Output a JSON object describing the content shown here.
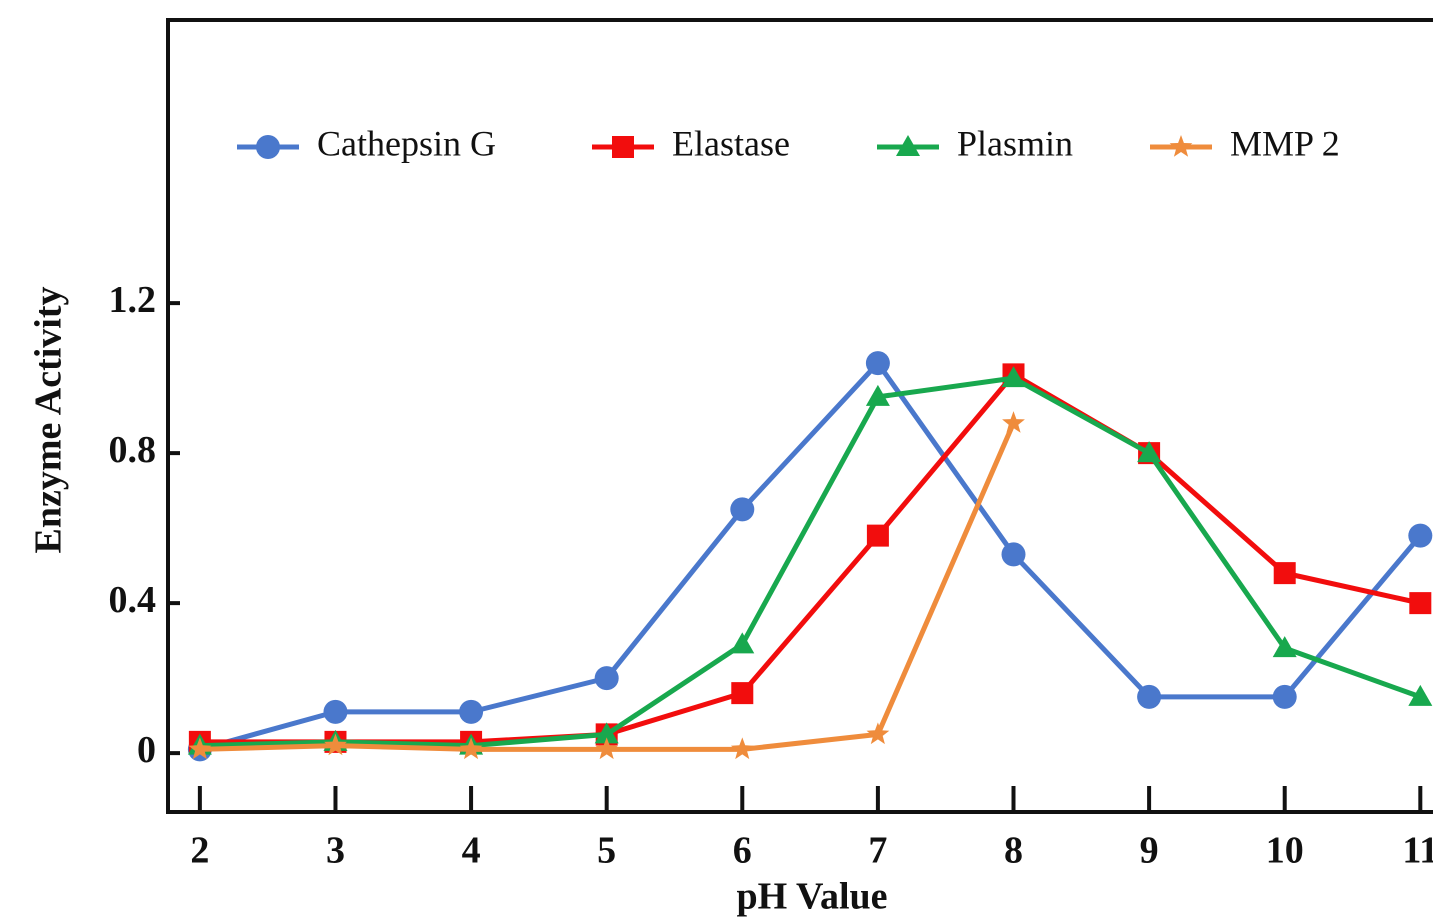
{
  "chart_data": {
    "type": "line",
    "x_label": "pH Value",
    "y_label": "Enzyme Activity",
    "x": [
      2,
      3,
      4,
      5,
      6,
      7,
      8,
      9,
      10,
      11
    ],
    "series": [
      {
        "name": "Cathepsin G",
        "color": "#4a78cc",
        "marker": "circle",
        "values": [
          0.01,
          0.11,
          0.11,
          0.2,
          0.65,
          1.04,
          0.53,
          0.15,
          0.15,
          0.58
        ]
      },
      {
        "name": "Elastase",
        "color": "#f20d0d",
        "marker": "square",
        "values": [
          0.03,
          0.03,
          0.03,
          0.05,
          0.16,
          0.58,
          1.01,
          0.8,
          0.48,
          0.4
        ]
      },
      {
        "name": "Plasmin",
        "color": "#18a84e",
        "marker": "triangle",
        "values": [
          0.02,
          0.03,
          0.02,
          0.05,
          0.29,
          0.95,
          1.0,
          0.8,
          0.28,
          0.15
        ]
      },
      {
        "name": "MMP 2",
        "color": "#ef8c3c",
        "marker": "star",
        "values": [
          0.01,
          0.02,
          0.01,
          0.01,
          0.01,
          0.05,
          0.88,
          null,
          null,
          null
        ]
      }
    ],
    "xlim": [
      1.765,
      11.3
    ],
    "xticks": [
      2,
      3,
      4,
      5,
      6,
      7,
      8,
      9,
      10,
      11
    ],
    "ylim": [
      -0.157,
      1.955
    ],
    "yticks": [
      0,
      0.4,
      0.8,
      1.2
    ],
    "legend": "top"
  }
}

__Your goal__: Search the entries for the word "color". Copy each line where it appears.

__Reply__:
        "color": "#4a78cc",
        "color": "#f20d0d",
        "color": "#18a84e",
        "color": "#ef8c3c",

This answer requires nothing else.